═════ ОТРЫВОК ═════

Как бы то ни было, но куртуазная любовь, поднявшись над протестом и бунтом, смогла найти изумительное равновесие души и тела, сердца и ума, влечения пола и чувства. Возвысившись над словесной мишурой и ритуалом, делавшим ее феноменом эпохи, поднявшись над манерностью и заблуждениями куртуазной схоластики и, конечно, над нелепостями новых трубадуров, она остается нетленным даром. Этот дар из числа тех, которые творит культура мира, пробуя множество преходящих форм; вся эта культура созидает чувственный мир человека. Говорить об этом бессмысленно, нужно просто прочесть:
Хотите услышать, сеньоры,
прекрасную повесть о любви и смерти?
Возможно, самое важное из всех изменений, которые являет нам средневековое искусство, — это то, которое породило — вместе с реализмом или натурализмом — новый взгляд на мир, новую систему ценностей. Этот взгляд задерживался теперь на видимом, на мире, даваемом в ощущениях, вместо того чтобы быть лишь простым символом скрытой реальности; этот мир обретал ценность сам по себе, становился объектом непосредственного восхищения. В готическом искусстве цветы стали настоящими цветами, человеческие черты стали чертами индивидуальными, пропорции стали определяться естественными соотношениями, а не символическими значениями. Наверное, такая всеобщая десакрализация предполагала некоторое обеднение, но она несла и освобождение. Впрочем, уже и в романскую эпоху художники придавали большее значение эстетическим интересам, чем идеологическим требованиям. Не нужно чрезмерно усердствовать в символическом истолковании средневекового искусства. Довольно часто его творцы руководствовались единственно чувством красоты формы, а главной их заботой было соблюдение технических требований. Церковные иерархи задавали тему, после чего исполнители имели полную свободу в ее трактовке — конечно, в пределах принятого. Так что порой символизм Средневековья существует лишь в сознании современных толкователей, затемненном мифическим пониманием средневековой эпохи. И очень может быть, что в средние века, несмотря на все давление клерикальной пропаганды, многим удавалось вырваться из удушливой атмосферы магических представлений, которая их обволакивала. Показательно, что многие произведения средневекового искусства самодостаточны, понятны и тем, кто не владеет ключом к их символическому смыслу. Большинство произведений искусства Средневековья — стоит ли говорить, что это и есть самые прекрасные, — волнуют нас самими своими формами. Мы смотрим на прелестных русалок, и нам нет дела, что они были воплощением зла. В готическую эпоху эмоциональность медленно выбиралась из леса символов, куда ее завело Раннее Средневековье. Если взглянуть на миниатюры середины XII в., украшавшие «Сад наслаждений» Герарды Ландсбергской — к несчастью, это копии с оригиналов, погибших в 1870 г.

═════ ПРИВЕДЁННЫЕ ЗАПИСИ ═════

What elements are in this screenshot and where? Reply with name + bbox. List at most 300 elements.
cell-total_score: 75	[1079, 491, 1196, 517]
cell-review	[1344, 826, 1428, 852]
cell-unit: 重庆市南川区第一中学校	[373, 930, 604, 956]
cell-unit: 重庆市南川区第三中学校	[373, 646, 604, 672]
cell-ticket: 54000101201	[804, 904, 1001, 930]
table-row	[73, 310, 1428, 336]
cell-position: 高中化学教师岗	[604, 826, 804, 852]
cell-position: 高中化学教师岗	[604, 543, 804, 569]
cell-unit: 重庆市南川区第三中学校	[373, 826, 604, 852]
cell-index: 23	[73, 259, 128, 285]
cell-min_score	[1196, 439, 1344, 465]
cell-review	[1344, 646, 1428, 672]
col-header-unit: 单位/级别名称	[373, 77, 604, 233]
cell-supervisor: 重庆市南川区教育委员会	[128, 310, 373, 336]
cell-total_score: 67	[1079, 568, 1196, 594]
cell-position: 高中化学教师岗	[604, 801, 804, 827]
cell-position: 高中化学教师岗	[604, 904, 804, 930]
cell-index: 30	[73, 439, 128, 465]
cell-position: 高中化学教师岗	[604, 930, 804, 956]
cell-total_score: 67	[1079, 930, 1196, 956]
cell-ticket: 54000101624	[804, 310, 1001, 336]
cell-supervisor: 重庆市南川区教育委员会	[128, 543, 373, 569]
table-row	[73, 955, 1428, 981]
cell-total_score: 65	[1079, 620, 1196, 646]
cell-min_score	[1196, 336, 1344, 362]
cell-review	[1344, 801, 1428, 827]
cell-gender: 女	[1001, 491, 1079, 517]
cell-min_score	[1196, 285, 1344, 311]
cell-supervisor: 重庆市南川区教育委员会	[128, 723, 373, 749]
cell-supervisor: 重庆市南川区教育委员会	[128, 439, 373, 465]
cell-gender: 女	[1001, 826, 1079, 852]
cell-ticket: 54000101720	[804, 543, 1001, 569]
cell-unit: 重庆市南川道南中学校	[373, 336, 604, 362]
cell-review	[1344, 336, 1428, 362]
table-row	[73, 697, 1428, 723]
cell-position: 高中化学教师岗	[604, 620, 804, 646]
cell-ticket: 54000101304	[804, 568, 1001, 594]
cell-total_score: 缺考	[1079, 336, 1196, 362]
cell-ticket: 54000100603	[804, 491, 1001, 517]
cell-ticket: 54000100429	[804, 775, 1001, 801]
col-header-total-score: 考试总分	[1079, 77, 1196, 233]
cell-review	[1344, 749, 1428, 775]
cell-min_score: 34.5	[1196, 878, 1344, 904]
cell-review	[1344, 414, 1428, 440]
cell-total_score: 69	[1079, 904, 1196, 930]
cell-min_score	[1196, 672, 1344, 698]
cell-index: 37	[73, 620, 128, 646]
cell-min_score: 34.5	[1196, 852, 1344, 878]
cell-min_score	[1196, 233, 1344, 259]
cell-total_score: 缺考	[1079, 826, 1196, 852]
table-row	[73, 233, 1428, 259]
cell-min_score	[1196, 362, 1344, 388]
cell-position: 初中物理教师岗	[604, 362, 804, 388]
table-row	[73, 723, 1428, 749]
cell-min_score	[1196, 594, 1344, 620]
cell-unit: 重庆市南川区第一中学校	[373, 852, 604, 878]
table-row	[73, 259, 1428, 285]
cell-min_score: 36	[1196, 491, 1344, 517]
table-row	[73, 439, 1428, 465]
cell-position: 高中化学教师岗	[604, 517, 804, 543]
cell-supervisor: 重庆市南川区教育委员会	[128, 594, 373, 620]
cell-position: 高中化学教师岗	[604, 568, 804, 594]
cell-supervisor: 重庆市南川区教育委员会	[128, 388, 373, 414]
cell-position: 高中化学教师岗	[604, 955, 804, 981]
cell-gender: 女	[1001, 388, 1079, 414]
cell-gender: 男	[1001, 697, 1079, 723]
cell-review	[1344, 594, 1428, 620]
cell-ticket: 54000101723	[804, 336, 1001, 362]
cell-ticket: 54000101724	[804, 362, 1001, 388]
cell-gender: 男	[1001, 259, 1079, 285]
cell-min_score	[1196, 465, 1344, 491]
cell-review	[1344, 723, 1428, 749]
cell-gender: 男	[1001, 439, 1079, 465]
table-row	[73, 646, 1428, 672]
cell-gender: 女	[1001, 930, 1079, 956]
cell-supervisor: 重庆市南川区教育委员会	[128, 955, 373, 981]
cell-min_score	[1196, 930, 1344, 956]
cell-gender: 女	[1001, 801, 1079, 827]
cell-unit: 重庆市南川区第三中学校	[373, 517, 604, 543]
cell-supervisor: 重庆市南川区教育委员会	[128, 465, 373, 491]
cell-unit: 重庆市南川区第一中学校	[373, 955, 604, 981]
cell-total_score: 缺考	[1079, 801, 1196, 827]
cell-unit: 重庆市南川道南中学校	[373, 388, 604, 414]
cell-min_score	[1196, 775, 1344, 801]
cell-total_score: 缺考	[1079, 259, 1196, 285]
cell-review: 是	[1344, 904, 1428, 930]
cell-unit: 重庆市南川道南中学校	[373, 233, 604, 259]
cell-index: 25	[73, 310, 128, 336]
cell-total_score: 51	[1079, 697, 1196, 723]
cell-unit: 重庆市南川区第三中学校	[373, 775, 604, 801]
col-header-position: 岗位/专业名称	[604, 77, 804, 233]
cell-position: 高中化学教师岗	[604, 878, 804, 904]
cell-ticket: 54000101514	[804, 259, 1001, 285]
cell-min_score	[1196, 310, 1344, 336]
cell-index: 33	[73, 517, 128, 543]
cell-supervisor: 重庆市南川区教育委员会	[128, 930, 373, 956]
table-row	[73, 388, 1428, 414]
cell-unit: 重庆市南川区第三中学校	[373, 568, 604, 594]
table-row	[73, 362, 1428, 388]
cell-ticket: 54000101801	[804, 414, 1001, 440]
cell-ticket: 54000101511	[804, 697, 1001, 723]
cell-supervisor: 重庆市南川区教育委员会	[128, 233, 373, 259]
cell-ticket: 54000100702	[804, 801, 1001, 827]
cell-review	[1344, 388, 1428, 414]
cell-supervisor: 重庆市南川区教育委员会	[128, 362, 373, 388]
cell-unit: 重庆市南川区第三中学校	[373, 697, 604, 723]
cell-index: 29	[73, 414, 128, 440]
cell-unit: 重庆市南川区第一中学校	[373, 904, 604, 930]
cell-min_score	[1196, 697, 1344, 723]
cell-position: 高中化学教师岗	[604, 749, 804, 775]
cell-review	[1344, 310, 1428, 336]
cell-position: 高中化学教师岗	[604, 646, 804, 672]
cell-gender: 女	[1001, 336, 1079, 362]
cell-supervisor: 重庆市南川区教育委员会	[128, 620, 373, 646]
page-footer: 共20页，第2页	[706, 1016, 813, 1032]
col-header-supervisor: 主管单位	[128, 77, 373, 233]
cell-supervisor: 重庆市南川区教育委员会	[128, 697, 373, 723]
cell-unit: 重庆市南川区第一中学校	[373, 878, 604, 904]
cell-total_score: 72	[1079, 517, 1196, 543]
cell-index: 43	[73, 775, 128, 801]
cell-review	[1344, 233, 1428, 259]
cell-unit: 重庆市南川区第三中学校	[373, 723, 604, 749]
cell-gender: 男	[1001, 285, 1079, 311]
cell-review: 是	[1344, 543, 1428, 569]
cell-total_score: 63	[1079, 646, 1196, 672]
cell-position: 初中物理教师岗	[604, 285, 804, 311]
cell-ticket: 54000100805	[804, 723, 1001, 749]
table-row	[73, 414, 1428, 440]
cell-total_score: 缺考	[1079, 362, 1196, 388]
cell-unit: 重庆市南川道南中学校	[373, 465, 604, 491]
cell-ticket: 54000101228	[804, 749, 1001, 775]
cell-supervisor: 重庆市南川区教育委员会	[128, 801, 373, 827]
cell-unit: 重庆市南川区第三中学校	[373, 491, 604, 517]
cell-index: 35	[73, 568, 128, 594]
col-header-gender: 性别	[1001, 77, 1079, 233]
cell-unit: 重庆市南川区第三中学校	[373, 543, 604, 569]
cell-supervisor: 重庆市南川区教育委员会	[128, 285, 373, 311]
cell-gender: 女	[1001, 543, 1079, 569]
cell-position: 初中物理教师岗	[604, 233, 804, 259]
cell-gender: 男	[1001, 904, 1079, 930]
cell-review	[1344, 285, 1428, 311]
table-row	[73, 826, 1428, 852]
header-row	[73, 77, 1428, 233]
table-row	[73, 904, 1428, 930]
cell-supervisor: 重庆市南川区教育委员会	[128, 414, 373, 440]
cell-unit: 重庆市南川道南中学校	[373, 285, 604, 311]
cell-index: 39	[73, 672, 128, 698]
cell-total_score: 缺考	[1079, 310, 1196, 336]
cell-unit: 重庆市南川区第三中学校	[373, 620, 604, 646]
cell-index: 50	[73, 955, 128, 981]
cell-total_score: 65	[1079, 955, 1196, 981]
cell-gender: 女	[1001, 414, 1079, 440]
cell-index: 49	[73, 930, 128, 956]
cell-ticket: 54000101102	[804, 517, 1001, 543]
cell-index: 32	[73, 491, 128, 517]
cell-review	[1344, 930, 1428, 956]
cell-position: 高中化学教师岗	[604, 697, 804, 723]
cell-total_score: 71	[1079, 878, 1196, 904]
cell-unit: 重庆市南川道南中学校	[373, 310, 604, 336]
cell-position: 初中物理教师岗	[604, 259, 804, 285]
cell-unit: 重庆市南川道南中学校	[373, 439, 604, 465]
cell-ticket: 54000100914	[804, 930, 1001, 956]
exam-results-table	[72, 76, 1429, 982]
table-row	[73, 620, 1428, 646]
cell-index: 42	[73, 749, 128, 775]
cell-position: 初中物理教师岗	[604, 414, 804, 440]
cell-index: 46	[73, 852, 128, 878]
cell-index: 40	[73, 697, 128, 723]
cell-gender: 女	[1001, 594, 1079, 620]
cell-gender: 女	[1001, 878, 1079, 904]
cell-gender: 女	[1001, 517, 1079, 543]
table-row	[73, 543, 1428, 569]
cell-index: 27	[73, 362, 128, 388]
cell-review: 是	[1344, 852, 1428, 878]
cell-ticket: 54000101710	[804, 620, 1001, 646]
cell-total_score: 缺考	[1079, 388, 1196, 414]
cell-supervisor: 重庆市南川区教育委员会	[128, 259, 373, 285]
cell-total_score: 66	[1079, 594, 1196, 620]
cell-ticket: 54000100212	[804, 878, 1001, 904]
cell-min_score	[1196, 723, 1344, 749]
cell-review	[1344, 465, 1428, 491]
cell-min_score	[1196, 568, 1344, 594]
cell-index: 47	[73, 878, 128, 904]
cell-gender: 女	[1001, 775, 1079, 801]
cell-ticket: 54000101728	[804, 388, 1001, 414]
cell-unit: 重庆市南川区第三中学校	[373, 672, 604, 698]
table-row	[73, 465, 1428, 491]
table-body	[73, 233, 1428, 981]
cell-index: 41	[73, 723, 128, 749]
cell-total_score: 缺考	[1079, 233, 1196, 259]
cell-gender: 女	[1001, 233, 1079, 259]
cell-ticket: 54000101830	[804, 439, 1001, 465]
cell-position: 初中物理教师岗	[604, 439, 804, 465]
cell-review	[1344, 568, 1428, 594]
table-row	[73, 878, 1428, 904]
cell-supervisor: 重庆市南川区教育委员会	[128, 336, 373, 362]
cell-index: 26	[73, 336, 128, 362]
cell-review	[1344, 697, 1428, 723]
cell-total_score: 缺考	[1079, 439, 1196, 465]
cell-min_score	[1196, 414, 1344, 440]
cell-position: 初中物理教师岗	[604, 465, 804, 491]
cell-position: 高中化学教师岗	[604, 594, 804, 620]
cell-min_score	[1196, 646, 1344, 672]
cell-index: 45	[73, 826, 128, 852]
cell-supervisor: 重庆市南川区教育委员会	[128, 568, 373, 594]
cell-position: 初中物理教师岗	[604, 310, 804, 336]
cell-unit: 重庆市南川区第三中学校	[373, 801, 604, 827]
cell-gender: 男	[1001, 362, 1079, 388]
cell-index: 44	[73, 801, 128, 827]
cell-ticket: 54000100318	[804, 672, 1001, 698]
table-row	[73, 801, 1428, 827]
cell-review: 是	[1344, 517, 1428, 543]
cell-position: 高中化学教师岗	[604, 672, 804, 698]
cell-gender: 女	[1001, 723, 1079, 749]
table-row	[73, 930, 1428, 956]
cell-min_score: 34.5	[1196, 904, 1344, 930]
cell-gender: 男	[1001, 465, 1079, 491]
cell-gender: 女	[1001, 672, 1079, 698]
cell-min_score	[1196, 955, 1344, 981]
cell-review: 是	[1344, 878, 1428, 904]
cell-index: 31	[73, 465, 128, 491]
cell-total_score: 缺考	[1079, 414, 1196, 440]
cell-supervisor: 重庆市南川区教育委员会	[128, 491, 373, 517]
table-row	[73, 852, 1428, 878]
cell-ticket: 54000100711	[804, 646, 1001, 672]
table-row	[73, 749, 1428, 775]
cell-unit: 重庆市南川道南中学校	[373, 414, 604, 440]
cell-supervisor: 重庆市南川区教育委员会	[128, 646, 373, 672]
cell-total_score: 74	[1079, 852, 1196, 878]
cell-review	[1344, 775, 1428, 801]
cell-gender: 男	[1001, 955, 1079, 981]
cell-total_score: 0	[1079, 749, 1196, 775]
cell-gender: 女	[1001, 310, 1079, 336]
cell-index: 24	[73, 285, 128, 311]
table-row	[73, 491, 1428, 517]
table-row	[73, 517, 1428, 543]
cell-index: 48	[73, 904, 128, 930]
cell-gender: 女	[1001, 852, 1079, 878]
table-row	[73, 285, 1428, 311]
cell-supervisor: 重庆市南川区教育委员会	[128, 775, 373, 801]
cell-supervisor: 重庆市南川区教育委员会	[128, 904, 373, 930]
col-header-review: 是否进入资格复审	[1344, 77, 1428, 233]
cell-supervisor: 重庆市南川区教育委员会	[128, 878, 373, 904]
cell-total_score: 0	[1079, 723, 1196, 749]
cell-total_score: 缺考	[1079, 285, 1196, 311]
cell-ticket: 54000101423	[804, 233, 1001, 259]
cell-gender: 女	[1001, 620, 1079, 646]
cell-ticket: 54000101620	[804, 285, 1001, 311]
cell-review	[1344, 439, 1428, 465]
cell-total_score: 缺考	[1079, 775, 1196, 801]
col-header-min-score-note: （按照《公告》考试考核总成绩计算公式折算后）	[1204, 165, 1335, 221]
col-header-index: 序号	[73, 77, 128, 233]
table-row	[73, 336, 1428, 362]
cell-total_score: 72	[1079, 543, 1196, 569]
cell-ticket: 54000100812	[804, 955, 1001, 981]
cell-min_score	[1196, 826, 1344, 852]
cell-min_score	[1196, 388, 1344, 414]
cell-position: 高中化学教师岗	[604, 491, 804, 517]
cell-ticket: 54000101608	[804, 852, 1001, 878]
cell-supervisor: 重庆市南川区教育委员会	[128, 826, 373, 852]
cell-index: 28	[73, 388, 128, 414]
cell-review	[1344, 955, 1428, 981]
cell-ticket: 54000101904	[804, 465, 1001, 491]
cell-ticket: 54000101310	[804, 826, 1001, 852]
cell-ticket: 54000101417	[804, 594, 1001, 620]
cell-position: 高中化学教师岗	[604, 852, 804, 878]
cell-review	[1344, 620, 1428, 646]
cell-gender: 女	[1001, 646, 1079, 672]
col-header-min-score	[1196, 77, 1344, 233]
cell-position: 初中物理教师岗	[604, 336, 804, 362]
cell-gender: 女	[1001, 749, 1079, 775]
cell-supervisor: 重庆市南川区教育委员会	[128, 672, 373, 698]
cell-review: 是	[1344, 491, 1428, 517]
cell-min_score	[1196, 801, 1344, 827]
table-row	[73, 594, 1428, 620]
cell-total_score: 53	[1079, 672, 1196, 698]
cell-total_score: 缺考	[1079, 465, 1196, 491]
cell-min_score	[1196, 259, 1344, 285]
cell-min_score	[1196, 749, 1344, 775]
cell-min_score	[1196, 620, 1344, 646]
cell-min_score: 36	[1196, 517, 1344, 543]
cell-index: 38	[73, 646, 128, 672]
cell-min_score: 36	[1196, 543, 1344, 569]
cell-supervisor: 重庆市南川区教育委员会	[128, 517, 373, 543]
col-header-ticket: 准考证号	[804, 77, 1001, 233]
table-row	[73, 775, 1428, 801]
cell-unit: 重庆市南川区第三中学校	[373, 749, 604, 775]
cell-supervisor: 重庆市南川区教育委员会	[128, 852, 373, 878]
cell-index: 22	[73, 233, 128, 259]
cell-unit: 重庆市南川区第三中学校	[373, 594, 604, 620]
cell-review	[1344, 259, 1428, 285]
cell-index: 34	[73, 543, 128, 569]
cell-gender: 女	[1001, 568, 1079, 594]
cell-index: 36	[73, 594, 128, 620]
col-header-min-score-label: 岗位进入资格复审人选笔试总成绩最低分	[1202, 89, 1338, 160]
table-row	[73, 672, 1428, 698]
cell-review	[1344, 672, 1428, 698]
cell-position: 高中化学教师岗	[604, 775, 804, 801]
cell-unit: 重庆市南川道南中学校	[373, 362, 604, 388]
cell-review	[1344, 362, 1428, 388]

═════

### ЧТО ТРЕБУЕТСЯ:
(1) Какими, согласно отрывку, стали цветы в готическом искусстве?
(2) Перепишите из отрывка дословно фрагмент, начиная с места, где стоят слова «Как бы то ни», и заканчивая после слов «любви и смерти?».
Записи здесь никакой роли не играют.

### ОТВЕТЫ:
(1) Настоящими цветами.

(2)
Как бы то ни было, но куртуазная любовь, поднявшись над протестом и бунтом, смогла найти изумительное равновесие души и тела, сердца и ума, влечения пола и чувства. Возвысившись над словесной мишурой и ритуалом, делавшим ее феноменом эпохи, поднявшись над манерностью и заблуждениями куртуазной схоластики и, конечно, над нелепостями новых трубадуров, она остается нетленным даром. Этот дар из числа тех, которые творит культура мира, пробуя множество преходящих форм; вся эта культура созидает чувственный мир человека. Говорить об этом бессмысленно, нужно просто прочесть:
Хотите услышать, сеньоры,
прекрасную повесть о любви и смерти?